• SUPPLIED RECORDS:
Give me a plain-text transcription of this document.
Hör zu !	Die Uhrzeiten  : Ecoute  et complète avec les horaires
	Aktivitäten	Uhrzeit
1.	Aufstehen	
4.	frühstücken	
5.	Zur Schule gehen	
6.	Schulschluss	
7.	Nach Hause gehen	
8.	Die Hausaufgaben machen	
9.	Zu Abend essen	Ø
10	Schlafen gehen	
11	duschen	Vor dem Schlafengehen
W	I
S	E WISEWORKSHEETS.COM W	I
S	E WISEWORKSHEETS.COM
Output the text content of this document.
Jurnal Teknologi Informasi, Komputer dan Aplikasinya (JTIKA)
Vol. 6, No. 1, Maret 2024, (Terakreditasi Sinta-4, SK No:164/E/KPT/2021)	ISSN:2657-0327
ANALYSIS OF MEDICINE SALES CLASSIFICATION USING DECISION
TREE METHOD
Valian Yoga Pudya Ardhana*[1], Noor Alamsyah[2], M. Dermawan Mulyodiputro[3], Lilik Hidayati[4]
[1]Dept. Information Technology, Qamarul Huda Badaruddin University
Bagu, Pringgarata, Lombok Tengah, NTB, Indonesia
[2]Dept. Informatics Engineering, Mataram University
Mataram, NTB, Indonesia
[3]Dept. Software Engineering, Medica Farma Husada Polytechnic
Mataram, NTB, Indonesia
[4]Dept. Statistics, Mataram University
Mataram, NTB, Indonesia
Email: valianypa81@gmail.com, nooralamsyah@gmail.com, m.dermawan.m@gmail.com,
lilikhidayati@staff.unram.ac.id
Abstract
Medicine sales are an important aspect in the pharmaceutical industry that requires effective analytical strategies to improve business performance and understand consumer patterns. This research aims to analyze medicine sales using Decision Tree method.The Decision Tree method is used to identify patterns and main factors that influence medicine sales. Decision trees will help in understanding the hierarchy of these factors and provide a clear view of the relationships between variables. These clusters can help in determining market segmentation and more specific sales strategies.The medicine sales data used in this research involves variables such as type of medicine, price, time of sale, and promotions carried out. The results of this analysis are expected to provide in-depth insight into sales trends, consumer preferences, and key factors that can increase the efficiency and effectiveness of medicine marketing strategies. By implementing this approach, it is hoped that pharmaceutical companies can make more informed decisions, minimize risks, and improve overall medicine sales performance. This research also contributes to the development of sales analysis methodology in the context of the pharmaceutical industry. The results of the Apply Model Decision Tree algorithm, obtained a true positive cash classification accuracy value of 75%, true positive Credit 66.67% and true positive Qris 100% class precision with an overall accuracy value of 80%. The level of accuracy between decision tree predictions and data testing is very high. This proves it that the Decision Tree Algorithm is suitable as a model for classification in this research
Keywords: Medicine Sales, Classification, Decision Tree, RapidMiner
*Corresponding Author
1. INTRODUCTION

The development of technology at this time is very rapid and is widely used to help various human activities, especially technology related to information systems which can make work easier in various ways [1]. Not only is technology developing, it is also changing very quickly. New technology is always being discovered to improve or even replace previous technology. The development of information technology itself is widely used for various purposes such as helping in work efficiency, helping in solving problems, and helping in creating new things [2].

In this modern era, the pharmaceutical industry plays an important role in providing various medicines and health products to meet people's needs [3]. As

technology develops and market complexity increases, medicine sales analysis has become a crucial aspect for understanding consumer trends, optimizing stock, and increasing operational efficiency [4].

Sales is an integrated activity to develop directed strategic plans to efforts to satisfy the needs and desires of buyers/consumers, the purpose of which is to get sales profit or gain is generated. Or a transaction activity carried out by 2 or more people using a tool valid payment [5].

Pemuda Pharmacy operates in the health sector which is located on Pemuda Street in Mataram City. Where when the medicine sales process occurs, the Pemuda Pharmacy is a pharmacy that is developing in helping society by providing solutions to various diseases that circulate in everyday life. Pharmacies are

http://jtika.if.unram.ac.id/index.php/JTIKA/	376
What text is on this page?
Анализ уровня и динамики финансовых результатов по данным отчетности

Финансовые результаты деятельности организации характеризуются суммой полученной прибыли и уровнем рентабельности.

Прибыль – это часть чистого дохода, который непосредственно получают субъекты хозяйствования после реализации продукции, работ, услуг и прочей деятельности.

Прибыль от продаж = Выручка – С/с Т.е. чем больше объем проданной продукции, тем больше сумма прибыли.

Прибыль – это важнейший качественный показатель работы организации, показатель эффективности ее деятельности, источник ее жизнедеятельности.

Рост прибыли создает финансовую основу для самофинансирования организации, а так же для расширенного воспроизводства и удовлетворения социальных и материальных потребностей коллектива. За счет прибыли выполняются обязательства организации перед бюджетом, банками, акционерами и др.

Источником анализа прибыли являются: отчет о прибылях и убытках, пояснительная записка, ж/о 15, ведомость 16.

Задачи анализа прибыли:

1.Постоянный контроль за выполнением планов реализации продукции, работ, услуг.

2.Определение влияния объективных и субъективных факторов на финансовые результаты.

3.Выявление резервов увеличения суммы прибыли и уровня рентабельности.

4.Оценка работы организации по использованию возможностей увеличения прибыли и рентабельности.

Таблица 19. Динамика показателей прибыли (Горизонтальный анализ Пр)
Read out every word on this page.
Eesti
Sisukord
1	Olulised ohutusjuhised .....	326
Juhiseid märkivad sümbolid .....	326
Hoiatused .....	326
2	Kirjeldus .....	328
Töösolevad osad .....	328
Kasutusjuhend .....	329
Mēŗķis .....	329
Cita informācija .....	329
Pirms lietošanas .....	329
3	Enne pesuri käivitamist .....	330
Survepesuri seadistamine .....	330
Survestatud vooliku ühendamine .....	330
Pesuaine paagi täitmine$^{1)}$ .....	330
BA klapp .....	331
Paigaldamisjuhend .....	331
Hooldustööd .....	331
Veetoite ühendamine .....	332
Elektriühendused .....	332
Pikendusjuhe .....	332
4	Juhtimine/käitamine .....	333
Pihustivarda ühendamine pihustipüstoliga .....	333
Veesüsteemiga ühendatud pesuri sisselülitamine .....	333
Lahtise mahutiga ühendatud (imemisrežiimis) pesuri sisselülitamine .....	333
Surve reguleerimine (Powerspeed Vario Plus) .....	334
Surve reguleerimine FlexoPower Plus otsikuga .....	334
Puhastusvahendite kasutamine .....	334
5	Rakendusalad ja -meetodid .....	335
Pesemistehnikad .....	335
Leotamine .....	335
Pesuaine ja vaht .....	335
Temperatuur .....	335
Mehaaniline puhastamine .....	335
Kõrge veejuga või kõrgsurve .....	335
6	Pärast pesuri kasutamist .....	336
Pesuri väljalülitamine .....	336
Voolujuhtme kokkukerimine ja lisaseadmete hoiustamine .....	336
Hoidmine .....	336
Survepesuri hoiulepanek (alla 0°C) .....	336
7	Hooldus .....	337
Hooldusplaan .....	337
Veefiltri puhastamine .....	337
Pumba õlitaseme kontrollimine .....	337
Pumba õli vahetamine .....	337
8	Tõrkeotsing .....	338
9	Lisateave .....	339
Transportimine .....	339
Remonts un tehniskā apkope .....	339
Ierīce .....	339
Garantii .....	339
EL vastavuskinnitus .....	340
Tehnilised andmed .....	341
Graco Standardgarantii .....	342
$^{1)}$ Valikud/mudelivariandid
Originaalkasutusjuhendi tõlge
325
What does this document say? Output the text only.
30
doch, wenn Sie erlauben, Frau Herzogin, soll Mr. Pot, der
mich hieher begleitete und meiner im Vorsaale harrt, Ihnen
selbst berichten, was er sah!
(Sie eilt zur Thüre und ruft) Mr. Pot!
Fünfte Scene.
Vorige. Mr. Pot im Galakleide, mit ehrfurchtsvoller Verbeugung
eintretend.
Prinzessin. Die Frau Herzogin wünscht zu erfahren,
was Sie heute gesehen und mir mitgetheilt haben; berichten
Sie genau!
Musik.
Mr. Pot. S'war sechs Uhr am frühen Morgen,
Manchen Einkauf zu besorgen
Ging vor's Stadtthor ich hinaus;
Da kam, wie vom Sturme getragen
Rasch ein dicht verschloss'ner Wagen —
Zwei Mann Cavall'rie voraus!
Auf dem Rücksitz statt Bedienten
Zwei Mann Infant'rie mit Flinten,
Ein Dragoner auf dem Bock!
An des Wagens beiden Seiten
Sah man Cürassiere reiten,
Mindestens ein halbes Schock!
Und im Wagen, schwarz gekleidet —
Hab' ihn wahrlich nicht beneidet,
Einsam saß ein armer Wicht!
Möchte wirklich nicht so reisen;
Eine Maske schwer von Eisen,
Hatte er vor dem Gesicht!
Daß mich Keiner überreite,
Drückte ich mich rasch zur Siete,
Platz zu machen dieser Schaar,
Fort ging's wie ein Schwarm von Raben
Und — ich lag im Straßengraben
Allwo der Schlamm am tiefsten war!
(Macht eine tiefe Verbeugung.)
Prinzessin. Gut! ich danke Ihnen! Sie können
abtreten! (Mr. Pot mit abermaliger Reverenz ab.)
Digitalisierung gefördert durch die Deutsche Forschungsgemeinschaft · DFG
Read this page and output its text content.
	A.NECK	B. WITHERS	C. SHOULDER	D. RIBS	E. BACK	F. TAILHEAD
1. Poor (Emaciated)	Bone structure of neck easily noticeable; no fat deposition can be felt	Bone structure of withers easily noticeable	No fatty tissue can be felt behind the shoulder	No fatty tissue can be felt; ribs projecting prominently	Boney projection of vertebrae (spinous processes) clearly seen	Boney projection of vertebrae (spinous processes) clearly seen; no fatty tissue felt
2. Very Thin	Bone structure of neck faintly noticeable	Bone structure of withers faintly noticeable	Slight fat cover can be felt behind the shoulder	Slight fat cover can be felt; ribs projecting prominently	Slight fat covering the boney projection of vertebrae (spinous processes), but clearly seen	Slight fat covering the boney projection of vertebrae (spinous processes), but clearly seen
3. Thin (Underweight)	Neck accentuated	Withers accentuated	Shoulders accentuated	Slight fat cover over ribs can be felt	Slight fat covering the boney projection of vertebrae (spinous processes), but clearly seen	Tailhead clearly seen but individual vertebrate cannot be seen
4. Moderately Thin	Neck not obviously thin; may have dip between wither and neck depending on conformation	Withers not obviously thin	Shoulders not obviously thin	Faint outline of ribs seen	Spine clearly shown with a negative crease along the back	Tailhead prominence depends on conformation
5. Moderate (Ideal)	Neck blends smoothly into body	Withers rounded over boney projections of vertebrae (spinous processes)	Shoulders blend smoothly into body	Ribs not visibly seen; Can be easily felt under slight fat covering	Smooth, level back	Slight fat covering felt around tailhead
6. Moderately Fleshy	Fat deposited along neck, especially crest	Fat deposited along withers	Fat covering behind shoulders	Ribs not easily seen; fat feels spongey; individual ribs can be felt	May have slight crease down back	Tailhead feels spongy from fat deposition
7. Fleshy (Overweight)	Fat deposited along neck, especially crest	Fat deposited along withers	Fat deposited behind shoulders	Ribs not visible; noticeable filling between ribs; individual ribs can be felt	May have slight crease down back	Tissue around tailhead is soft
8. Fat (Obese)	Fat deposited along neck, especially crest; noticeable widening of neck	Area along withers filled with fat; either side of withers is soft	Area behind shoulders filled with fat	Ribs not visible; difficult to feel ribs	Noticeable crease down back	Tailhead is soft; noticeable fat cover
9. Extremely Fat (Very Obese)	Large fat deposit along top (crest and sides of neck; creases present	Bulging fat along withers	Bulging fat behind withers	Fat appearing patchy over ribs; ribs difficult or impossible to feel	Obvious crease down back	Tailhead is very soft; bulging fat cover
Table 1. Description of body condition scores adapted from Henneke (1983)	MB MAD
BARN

• WHAT YOU ARE ASKED TO DO: Select every line in the records above that contains the word "sisselülitamine".

• CORRECT RESPONSE:
Veesüsteemiga ühendatud pesuri sisselülitamine .....	333
Lahtise mahutiga ühendatud (imemisrežiimis) pesuri sisselülitamine .....	333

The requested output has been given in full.